▶ DATA FOR THIS EXERCISE
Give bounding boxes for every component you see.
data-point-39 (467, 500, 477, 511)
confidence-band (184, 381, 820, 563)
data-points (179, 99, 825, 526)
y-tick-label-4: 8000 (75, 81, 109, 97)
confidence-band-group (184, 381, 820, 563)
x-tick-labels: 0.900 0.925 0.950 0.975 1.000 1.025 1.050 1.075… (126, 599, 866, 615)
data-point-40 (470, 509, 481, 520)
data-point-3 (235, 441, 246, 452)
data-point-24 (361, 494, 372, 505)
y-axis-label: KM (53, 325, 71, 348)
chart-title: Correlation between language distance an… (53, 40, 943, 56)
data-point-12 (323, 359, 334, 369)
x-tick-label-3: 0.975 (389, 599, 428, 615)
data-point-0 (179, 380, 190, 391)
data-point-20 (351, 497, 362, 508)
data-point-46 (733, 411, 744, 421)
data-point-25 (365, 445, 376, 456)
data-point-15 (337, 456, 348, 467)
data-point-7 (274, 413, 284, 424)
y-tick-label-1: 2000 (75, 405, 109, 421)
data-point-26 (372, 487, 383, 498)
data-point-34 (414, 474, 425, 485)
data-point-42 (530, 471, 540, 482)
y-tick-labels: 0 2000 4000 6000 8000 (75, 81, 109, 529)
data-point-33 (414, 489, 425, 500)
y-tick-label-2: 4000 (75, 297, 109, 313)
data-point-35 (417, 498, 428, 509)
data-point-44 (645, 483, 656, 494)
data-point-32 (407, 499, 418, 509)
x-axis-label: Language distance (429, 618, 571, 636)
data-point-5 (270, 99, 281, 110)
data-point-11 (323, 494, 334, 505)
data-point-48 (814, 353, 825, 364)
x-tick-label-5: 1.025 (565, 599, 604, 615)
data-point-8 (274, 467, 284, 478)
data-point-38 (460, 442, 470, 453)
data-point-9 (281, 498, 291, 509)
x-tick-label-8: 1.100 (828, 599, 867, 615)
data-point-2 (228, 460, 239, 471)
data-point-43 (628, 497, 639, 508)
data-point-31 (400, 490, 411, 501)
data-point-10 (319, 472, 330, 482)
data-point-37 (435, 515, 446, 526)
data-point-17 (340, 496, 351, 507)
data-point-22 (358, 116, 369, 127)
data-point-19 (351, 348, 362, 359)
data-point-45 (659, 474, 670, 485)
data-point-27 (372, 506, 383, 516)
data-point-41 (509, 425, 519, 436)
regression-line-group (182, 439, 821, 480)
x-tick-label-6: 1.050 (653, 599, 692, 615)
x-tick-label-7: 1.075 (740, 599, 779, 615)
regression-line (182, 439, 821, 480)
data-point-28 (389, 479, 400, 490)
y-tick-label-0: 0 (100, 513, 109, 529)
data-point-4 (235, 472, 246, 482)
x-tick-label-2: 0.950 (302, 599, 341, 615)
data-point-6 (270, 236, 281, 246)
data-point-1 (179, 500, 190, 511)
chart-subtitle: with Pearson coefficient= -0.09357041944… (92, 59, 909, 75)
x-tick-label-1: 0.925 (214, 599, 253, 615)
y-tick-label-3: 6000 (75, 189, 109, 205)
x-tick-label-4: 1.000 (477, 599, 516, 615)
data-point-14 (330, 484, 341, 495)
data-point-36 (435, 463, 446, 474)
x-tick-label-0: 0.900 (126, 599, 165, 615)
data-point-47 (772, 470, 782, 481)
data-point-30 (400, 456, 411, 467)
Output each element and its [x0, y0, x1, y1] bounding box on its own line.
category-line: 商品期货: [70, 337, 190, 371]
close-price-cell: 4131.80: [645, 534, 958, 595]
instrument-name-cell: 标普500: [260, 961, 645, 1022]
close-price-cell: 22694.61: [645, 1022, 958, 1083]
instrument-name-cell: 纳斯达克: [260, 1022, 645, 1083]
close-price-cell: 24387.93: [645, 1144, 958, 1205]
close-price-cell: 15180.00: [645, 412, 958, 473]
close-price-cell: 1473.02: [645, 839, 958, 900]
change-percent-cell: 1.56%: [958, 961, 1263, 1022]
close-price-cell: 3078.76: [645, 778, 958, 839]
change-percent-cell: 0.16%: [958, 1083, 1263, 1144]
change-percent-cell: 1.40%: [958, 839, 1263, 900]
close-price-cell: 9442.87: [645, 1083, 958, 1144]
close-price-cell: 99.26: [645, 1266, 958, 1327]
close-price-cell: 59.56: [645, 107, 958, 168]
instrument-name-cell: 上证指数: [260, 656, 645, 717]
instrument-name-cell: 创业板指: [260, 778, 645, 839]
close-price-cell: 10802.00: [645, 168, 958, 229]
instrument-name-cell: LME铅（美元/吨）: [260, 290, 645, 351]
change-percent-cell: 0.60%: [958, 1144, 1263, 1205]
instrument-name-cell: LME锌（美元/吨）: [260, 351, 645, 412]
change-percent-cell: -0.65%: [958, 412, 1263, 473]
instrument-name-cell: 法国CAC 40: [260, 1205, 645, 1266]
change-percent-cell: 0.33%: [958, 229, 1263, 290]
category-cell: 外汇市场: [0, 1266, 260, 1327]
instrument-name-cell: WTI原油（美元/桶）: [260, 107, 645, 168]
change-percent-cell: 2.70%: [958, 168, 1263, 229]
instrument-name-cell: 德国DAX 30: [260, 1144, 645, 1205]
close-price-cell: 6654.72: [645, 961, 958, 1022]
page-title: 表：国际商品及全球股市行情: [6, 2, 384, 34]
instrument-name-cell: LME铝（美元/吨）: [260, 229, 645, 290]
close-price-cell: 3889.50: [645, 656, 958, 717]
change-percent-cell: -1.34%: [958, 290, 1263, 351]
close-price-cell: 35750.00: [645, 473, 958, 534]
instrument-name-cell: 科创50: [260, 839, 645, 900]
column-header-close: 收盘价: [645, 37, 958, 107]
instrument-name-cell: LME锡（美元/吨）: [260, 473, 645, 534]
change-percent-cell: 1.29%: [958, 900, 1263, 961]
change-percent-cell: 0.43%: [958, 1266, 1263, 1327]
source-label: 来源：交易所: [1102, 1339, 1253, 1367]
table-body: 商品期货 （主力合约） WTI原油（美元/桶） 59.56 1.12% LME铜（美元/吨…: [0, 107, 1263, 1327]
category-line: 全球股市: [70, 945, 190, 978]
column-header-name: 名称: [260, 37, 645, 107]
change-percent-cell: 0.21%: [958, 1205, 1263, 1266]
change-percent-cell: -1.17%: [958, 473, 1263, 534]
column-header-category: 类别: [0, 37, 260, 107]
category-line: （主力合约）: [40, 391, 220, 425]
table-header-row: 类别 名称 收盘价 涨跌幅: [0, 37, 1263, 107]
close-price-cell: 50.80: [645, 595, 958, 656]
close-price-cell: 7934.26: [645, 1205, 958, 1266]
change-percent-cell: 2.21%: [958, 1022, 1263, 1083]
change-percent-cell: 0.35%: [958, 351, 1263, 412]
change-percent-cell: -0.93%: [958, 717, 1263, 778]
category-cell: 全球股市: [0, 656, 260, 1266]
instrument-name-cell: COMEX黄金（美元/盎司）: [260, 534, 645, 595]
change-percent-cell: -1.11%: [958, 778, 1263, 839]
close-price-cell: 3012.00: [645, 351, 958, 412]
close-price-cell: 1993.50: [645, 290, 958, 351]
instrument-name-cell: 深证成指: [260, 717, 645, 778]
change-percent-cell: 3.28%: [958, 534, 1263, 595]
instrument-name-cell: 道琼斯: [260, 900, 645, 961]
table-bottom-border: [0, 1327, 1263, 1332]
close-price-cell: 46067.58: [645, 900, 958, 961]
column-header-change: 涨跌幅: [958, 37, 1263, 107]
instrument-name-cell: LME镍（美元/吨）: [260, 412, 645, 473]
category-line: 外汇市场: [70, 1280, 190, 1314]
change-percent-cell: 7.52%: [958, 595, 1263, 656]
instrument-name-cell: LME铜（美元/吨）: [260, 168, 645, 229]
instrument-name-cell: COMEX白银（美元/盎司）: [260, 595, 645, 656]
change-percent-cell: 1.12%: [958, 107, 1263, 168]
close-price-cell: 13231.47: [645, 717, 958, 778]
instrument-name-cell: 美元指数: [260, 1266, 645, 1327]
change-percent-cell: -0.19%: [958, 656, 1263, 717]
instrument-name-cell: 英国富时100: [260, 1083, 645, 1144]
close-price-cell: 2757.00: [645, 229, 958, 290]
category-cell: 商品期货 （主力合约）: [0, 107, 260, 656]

▶ YOUR INSTRUCTIONS
Copy out, character for character, the lines from the start of the records up to and including the line with "data-point-46 (733, 411, 744, 421)".

▶ EXERCISE SOLUTION
Give bounding boxes for every component you see.
data-point-39 (467, 500, 477, 511)
confidence-band (184, 381, 820, 563)
data-points (179, 99, 825, 526)
y-tick-label-4: 8000 (75, 81, 109, 97)
confidence-band-group (184, 381, 820, 563)
x-tick-labels: 0.900 0.925 0.950 0.975 1.000 1.025 1.050 1.075… (126, 599, 866, 615)
data-point-40 (470, 509, 481, 520)
data-point-3 (235, 441, 246, 452)
data-point-24 (361, 494, 372, 505)
y-axis-label: KM (53, 325, 71, 348)
chart-title: Correlation between language distance an… (53, 40, 943, 56)
data-point-12 (323, 359, 334, 369)
x-tick-label-3: 0.975 (389, 599, 428, 615)
data-point-0 (179, 380, 190, 391)
data-point-20 (351, 497, 362, 508)
data-point-46 (733, 411, 744, 421)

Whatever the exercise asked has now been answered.